DATA TO USE

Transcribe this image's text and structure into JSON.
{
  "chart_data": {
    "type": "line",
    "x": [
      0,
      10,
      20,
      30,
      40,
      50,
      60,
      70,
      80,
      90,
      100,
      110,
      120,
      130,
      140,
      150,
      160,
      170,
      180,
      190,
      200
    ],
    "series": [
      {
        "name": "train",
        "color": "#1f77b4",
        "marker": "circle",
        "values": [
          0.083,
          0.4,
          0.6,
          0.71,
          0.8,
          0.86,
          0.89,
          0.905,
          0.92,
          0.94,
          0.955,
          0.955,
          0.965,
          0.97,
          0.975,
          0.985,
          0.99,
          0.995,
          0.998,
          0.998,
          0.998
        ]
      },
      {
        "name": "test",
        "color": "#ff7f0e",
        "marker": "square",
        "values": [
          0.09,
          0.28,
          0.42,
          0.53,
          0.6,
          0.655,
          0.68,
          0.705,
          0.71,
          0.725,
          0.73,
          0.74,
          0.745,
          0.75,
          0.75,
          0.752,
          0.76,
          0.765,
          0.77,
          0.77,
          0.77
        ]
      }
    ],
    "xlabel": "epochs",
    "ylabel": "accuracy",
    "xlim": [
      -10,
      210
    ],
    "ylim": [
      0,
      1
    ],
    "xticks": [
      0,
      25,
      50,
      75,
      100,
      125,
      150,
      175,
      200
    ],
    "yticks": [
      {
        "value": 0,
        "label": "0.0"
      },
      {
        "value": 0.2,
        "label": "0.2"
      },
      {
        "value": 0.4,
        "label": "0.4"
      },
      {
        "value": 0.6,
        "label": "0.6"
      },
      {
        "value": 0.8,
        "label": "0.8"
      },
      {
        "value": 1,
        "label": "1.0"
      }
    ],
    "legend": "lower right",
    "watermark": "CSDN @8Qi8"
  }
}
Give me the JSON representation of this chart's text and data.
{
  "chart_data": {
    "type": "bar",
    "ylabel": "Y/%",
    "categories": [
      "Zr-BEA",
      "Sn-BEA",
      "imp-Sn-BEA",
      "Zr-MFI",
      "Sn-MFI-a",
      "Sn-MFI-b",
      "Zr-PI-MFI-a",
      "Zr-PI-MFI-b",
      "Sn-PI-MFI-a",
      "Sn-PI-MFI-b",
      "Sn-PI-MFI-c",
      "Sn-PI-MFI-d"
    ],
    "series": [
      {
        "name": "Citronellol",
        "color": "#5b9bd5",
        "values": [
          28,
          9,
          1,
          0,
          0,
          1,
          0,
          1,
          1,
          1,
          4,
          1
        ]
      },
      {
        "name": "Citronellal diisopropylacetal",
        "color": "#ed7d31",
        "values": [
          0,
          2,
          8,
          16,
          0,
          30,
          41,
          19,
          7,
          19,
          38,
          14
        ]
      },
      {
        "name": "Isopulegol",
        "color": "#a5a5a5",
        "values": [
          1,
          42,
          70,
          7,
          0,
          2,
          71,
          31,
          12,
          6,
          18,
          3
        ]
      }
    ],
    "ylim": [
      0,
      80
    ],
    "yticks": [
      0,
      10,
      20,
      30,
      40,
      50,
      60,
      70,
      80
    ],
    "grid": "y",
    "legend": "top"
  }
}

THE EXERCISE
From the records above, extract every entry exactly as given.

EXERCISE ANSWER
Transcribe this image's text and structure into JSON.
{
  "chart_data": {
    "type": "line",
    "x": [
      0,
      10,
      20,
      30,
      40,
      50,
      60,
      70,
      80,
      90,
      100,
      110,
      120,
      130,
      140,
      150,
      160,
      170,
      180,
      190,
      200
    ],
    "series": [
      {
        "name": "train",
        "color": "#1f77b4",
        "marker": "circle",
        "values": [
          0.083,
          0.4,
          0.6,
          0.71,
          0.8,
          0.86,
          0.89,
          0.905,
          0.92,
          0.94,
          0.955,
          0.955,
          0.965,
          0.97,
          0.975,
          0.985,
          0.99,
          0.995,
          0.998,
          0.998,
          0.998
        ]
      },
      {
        "name": "test",
        "color": "#ff7f0e",
        "marker": "square",
        "values": [
          0.09,
          0.28,
          0.42,
          0.53,
          0.6,
          0.655,
          0.68,
          0.705,
          0.71,
          0.725,
          0.73,
          0.74,
          0.745,
          0.75,
          0.75,
          0.752,
          0.76,
          0.765,
          0.77,
          0.77,
          0.77
        ]
      }
    ],
    "xlabel": "epochs",
    "ylabel": "accuracy",
    "xlim": [
      -10,
      210
    ],
    "ylim": [
      0,
      1
    ],
    "xticks": [
      0,
      25,
      50,
      75,
      100,
      125,
      150,
      175,
      200
    ],
    "yticks": [
      {
        "value": 0,
        "label": "0.0"
      },
      {
        "value": 0.2,
        "label": "0.2"
      },
      {
        "value": 0.4,
        "label": "0.4"
      },
      {
        "value": 0.6,
        "label": "0.6"
      },
      {
        "value": 0.8,
        "label": "0.8"
      },
      {
        "value": 1,
        "label": "1.0"
      }
    ],
    "legend": "lower right",
    "watermark": "CSDN @8Qi8"
  }
}
Give me the JSON representation of this chart's text and data.
{
  "chart_data": {
    "type": "bar",
    "ylabel": "Y/%",
    "categories": [
      "Zr-BEA",
      "Sn-BEA",
      "imp-Sn-BEA",
      "Zr-MFI",
      "Sn-MFI-a",
      "Sn-MFI-b",
      "Zr-PI-MFI-a",
      "Zr-PI-MFI-b",
      "Sn-PI-MFI-a",
      "Sn-PI-MFI-b",
      "Sn-PI-MFI-c",
      "Sn-PI-MFI-d"
    ],
    "series": [
      {
        "name": "Citronellol",
        "color": "#5b9bd5",
        "values": [
          28,
          9,
          1,
          0,
          0,
          1,
          0,
          1,
          1,
          1,
          4,
          1
        ]
      },
      {
        "name": "Citronellal diisopropylacetal",
        "color": "#ed7d31",
        "values": [
          0,
          2,
          8,
          16,
          0,
          30,
          41,
          19,
          7,
          19,
          38,
          14
        ]
      },
      {
        "name": "Isopulegol",
        "color": "#a5a5a5",
        "values": [
          1,
          42,
          70,
          7,
          0,
          2,
          71,
          31,
          12,
          6,
          18,
          3
        ]
      }
    ],
    "ylim": [
      0,
      80
    ],
    "yticks": [
      0,
      10,
      20,
      30,
      40,
      50,
      60,
      70,
      80
    ],
    "grid": "y",
    "legend": "top"
  }
}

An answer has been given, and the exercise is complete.